⟨

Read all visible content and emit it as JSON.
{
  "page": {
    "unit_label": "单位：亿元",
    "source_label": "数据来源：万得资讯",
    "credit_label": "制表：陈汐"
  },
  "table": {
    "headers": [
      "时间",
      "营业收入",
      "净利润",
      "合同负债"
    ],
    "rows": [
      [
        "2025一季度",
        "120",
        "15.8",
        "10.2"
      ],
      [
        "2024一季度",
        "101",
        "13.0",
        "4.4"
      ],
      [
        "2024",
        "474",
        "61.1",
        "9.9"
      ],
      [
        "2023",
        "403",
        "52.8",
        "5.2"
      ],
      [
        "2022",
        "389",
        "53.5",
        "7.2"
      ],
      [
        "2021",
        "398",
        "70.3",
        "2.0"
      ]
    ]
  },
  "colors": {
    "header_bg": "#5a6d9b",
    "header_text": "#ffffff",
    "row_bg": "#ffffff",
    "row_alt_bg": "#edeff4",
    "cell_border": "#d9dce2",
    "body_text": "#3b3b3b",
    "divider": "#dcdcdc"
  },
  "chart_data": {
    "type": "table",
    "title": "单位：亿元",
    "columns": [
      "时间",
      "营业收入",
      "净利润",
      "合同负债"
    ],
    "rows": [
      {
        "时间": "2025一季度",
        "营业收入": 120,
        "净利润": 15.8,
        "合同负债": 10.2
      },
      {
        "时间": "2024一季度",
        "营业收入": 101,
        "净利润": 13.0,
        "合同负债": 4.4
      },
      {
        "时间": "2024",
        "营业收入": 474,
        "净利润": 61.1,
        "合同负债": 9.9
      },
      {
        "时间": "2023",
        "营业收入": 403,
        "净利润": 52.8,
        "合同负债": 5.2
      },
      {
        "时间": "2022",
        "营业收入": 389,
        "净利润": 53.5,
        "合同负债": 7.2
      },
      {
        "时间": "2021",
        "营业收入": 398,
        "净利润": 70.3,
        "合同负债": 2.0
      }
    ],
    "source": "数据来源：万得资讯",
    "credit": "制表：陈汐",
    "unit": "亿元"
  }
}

⟩

## Task description
Look through the records and gather every line containing "万得资讯".

## Reply
    "source_label": "数据来源：万得资讯",
    "source": "数据来源：万得资讯",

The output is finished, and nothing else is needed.